— begin Data extract —

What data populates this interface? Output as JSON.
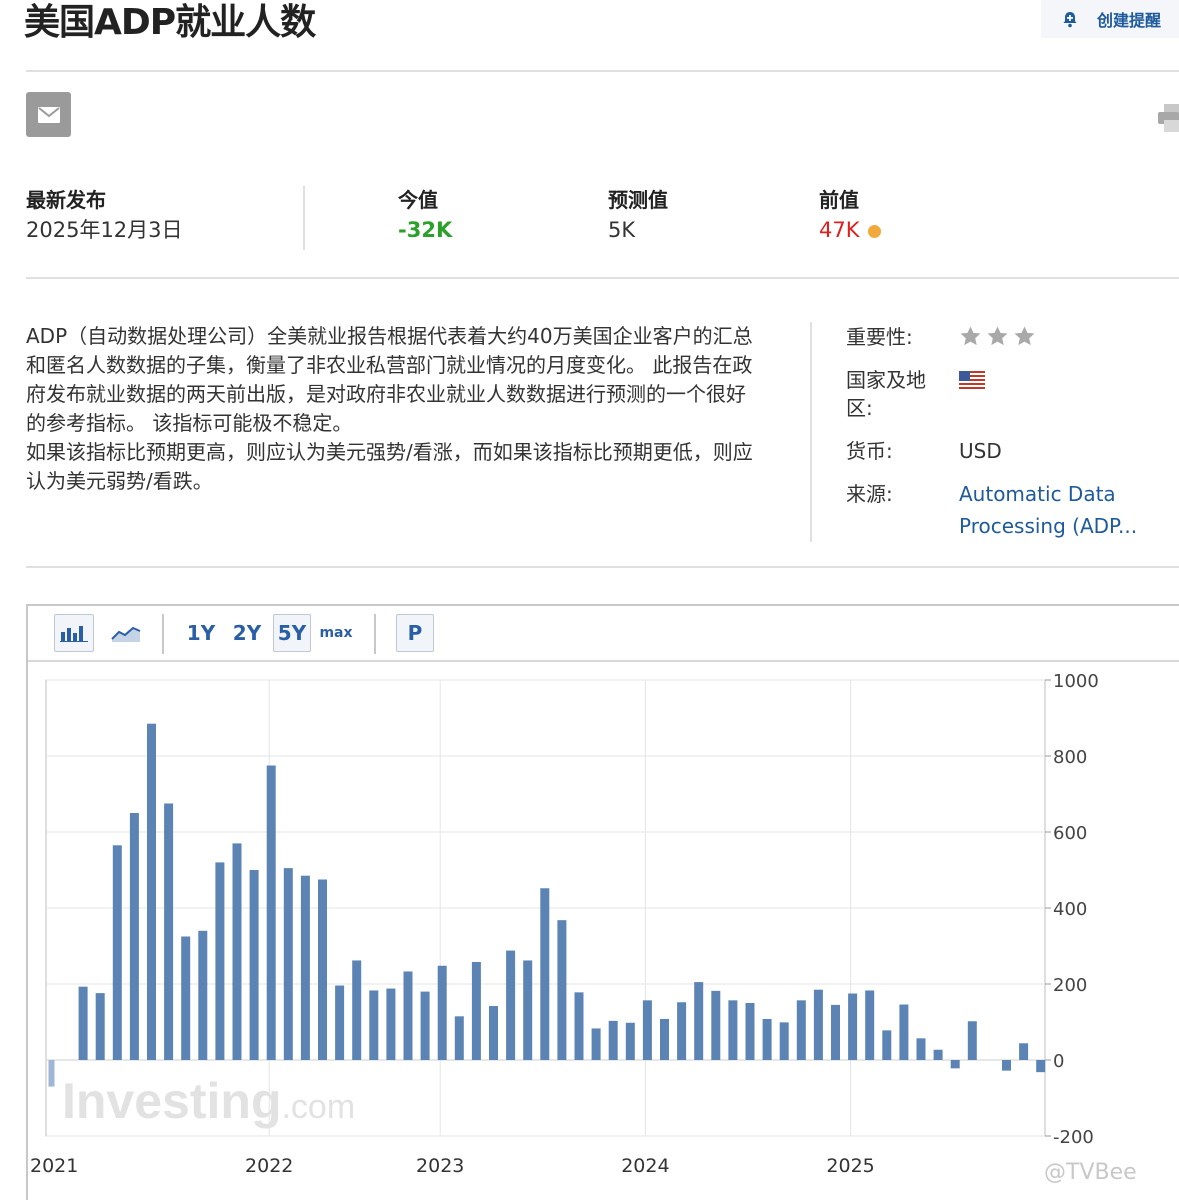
{
  "header": {
    "title": "美国ADP就业人数",
    "alert_label": "创建提醒"
  },
  "stats": {
    "latest_label": "最新发布",
    "latest_value": "2025年12月3日",
    "actual_label": "今值",
    "actual_value": "-32K",
    "forecast_label": "预测值",
    "forecast_value": "5K",
    "previous_label": "前值",
    "previous_value": "47K",
    "colors": {
      "actual": "#2ba12b",
      "previous": "#e02020",
      "dot": "#f2a93b"
    }
  },
  "description": {
    "p1": "ADP（自动数据处理公司）全美就业报告根据代表着大约40万美国企业客户的汇总和匿名人数数据的子集，衡量了非农业私营部门就业情况的月度变化。 此报告在政府发布就业数据的两天前出版，是对政府非农业就业人数数据进行预测的一个很好的参考指标。 该指标可能极不稳定。",
    "p2": "如果该指标比预期更高，则应认为美元强势/看涨，而如果该指标比预期更低，则应认为美元弱势/看跌。"
  },
  "meta": {
    "importance_label": "重要性:",
    "importance_stars": 3,
    "country_label": "国家及地区:",
    "country_flag": "us-flag-icon",
    "currency_label": "货币:",
    "currency_value": "USD",
    "source_label": "来源:",
    "source_line1": "Automatic Data",
    "source_line2": "Processing (ADP..."
  },
  "toolbar": {
    "chart_icons": [
      "bar-chart-icon",
      "line-chart-icon"
    ],
    "ranges": [
      "1Y",
      "2Y",
      "5Y",
      "max"
    ],
    "active_range": "5Y",
    "p_label": "P"
  },
  "watermark": "@TVBee",
  "chart_data": {
    "type": "bar",
    "title": "",
    "xlabel": "",
    "ylabel": "",
    "ylim": [
      -200,
      1000
    ],
    "yticks": [
      1000,
      800,
      600,
      400,
      200,
      0,
      -200
    ],
    "x_labels": [
      {
        "label": "2021",
        "index": 0
      },
      {
        "label": "2022",
        "index": 12
      },
      {
        "label": "2023",
        "index": 22
      },
      {
        "label": "2024",
        "index": 34
      },
      {
        "label": "2025",
        "index": 46
      }
    ],
    "grid": true,
    "axis_position": "right",
    "bar_color": "#5b84b5",
    "logo": "Investing.com",
    "series": [
      {
        "values": [
          -70,
          193,
          176,
          565,
          650,
          885,
          675,
          325,
          340,
          520,
          570,
          500,
          775,
          505,
          485,
          475,
          196,
          262,
          183,
          188,
          233,
          180,
          248,
          115,
          258,
          142,
          288,
          262,
          452,
          368,
          178,
          83,
          103,
          98,
          157,
          108,
          152,
          205,
          182,
          157,
          150,
          108,
          99,
          157,
          185,
          145,
          175,
          183,
          78,
          146,
          57,
          27,
          -22,
          102,
          0,
          -28,
          44,
          -32
        ]
      }
    ]
  }
}
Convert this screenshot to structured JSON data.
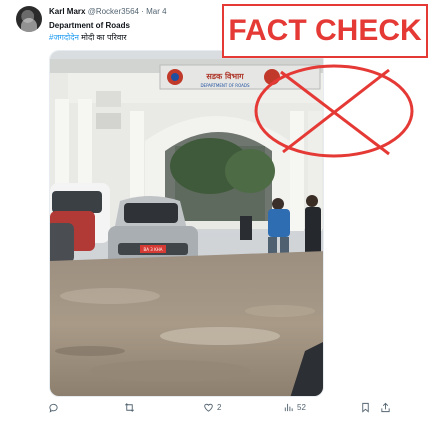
{
  "tweet": {
    "author_name": "Karl Marx",
    "handle": "@Rocker3564",
    "separator": "·",
    "date": "Mar 4",
    "text_line1": "Department of Roads",
    "hashtag": "#जगदोदेन",
    "text_line2_rest": " मोदी का परिवार",
    "overlay_label": "FACT CHECK",
    "media_sign_text": "सडक विभाग",
    "media_sign_subtext": "DEPARTMENT OF ROADS",
    "media_plate_text": "BA 3 KHA"
  },
  "actions": {
    "reply_count": "",
    "retweet_count": "",
    "like_count": "2",
    "views_count": "52"
  },
  "icons": [
    "reply-icon",
    "retweet-icon",
    "heart-icon",
    "views-icon",
    "bookmark-icon",
    "share-icon",
    "more-icon"
  ],
  "colors": {
    "accent": "#1d9bf0",
    "fact_check_red": "#e53935",
    "muted_text": "#536471"
  }
}
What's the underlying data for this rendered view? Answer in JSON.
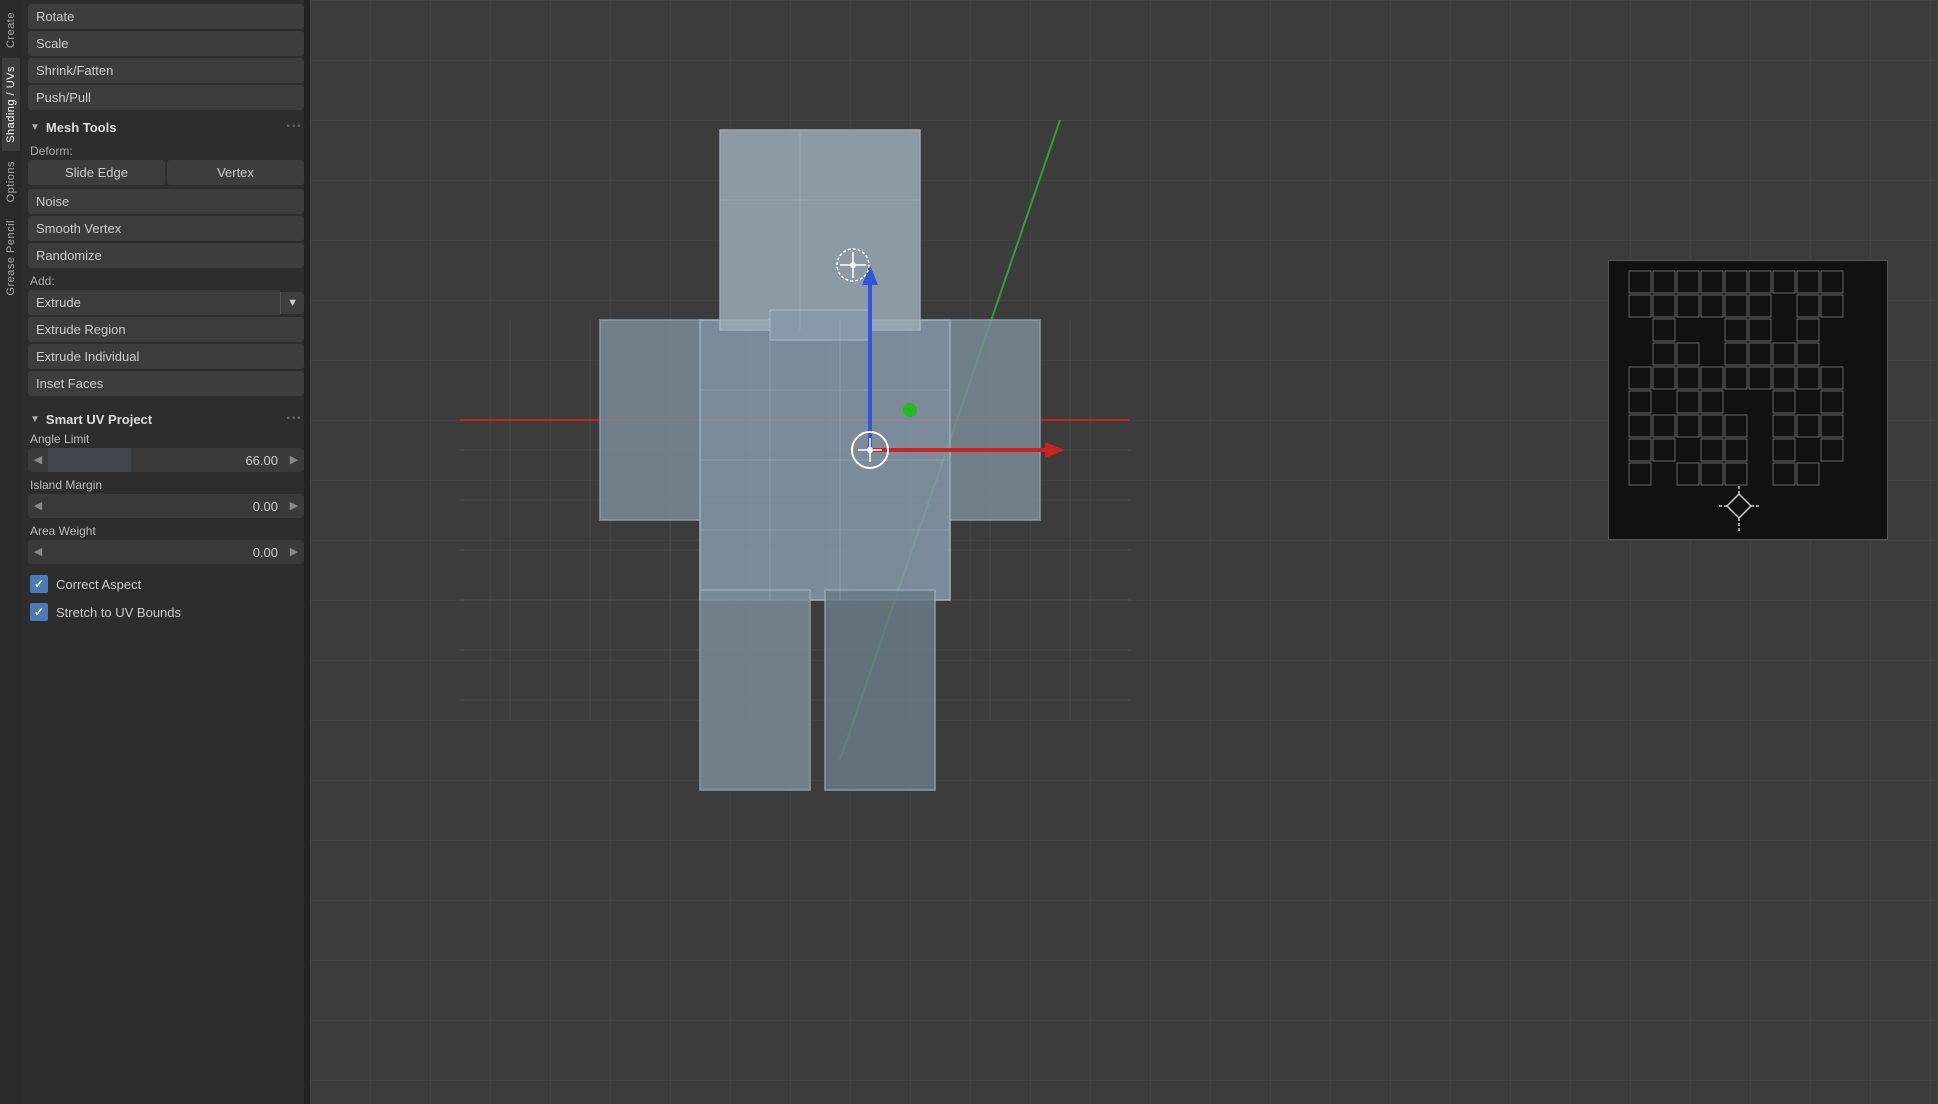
{
  "tabs": {
    "create": "Create",
    "shading_uvs": "Shading / UVs",
    "options": "Options",
    "grease_pencil": "Grease Pencil"
  },
  "toolbar": {
    "buttons": [
      {
        "id": "rotate",
        "label": "Rotate"
      },
      {
        "id": "scale",
        "label": "Scale"
      },
      {
        "id": "shrink_fatten",
        "label": "Shrink/Fatten"
      },
      {
        "id": "push_pull",
        "label": "Push/Pull"
      }
    ],
    "mesh_tools": {
      "title": "Mesh Tools",
      "deform_label": "Deform:",
      "slide_edge": "Slide Edge",
      "vertex": "Vertex",
      "noise": "Noise",
      "smooth_vertex": "Smooth Vertex",
      "randomize": "Randomize",
      "add_label": "Add:",
      "extrude": "Extrude",
      "extrude_region": "Extrude Region",
      "extrude_individual": "Extrude Individual",
      "inset_faces": "Inset Faces"
    },
    "smart_uv": {
      "title": "Smart UV Project",
      "angle_limit_label": "Angle Limit",
      "angle_limit_value": "66.00",
      "island_margin_label": "Island Margin",
      "island_margin_value": "0.00",
      "area_weight_label": "Area Weight",
      "area_weight_value": "0.00",
      "correct_aspect_label": "Correct Aspect",
      "correct_aspect_checked": true,
      "stretch_to_uv_label": "Stretch to UV Bounds",
      "stretch_to_uv_checked": true
    }
  },
  "icons": {
    "arrow_down": "▼",
    "arrow_left": "◀",
    "arrow_right": "▶",
    "check": "✓",
    "dots": "···"
  },
  "colors": {
    "accent_blue": "#4a7ab5",
    "bg_dark": "#2d2d2d",
    "bg_panel": "#3d3d3d",
    "axis_red": "#cc2222",
    "axis_green": "#22aa22",
    "axis_blue": "#2244cc"
  }
}
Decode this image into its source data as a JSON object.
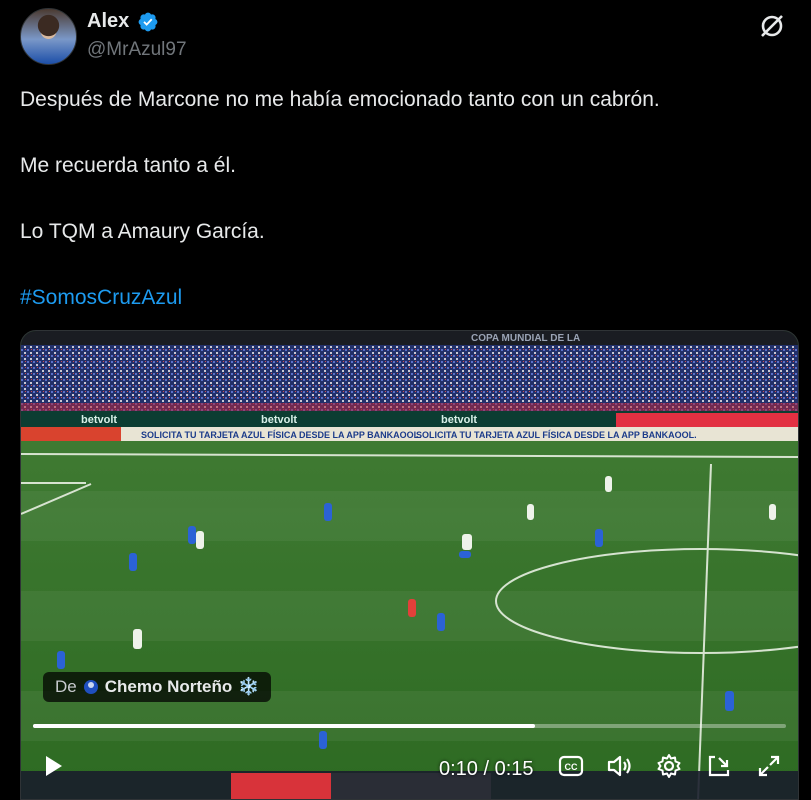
{
  "tweet": {
    "author_name": "Alex",
    "author_handle": "@MrAzul97",
    "lines": [
      "Después de Marcone no me había emocionado tanto con un cabrón.",
      "Me recuerda tanto a él.",
      "Lo TQM a Amaury García."
    ],
    "hashtag": "#SomosCruzAzul"
  },
  "video": {
    "attribution_prefix": "De",
    "attribution_name": "Chemo Norteño",
    "attribution_emoji": "❄️",
    "current_time": "0:10",
    "separator": " / ",
    "duration": "0:15",
    "progress": 0.667,
    "banner_top": "COPA MUNDIAL DE LA",
    "banner_ad": "SOLICITA TU TARJETA AZUL FÍSICA DESDE LA APP BANKAOOL.",
    "board_labels": [
      "betvolt",
      "betvolt",
      "betvolt"
    ]
  },
  "colors": {
    "background": "#000000",
    "text": "#e7e9ea",
    "secondary": "#71767b",
    "link": "#1d9bf0",
    "verified": "#1d9bf0"
  }
}
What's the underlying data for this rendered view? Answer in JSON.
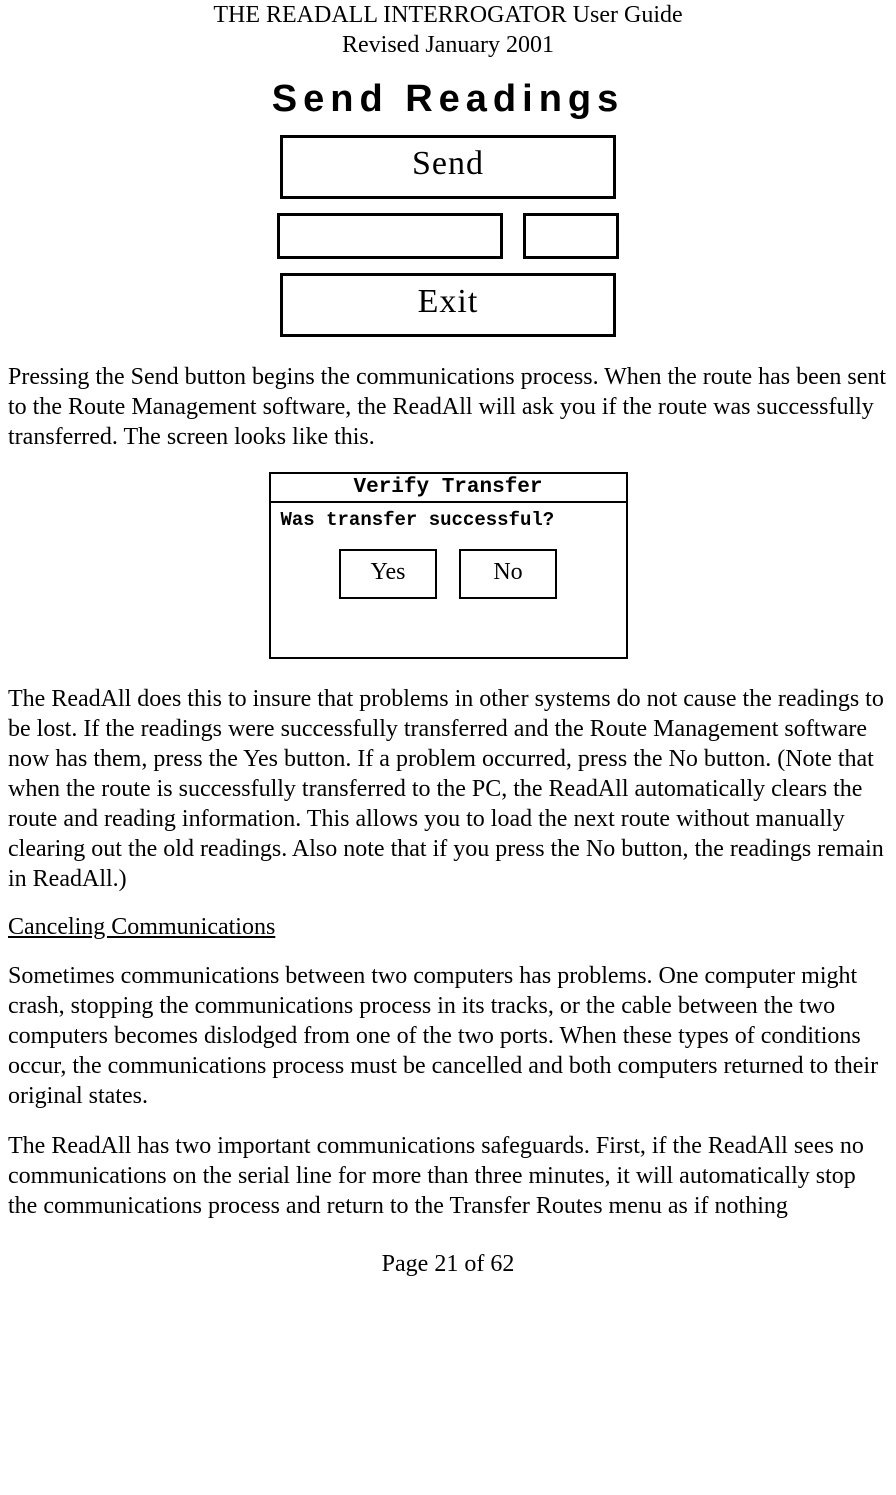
{
  "header": {
    "title": "THE READALL INTERROGATOR User Guide",
    "revised": "Revised January 2001"
  },
  "screen1": {
    "title": "Send Readings",
    "send_label": "Send",
    "exit_label": "Exit"
  },
  "para1": "Pressing the Send button begins the communications process.  When the route has been sent to the Route Management software, the ReadAll will ask you if the route was successfully transferred.  The screen looks like this.",
  "screen2": {
    "title": "Verify Transfer",
    "prompt": "Was transfer successful?",
    "yes_label": "Yes",
    "no_label": "No"
  },
  "para2": "The ReadAll does this to insure that problems in other systems do not cause the readings to be lost.  If the readings were successfully transferred and the Route Management software now has them, press the Yes button.  If a problem occurred, press the No button.  (Note that when the route is successfully transferred to the PC, the ReadAll automatically clears the route and reading information.  This allows you to load the next route without manually clearing out the old readings.  Also note that if you press the No button, the readings remain in ReadAll.)",
  "section_heading": "Canceling Communications",
  "para3": "Sometimes communications between two computers has problems.  One computer might crash, stopping the communications process in its tracks, or the cable between the two computers becomes dislodged from one of the two ports.  When these types of conditions occur, the communications process must be cancelled and both computers returned to their original states.",
  "para4": "The ReadAll has two important communications safeguards.  First, if the ReadAll sees no communications on the serial line for more than three minutes, it will automatically stop the communications process and return to the Transfer Routes menu as if nothing",
  "footer": {
    "page": "Page 21 of 62"
  }
}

— end Data extract —

# Description of the task
Tally every line of the listing that holds the string "Send", then give the number by itself.

# Result of this task
3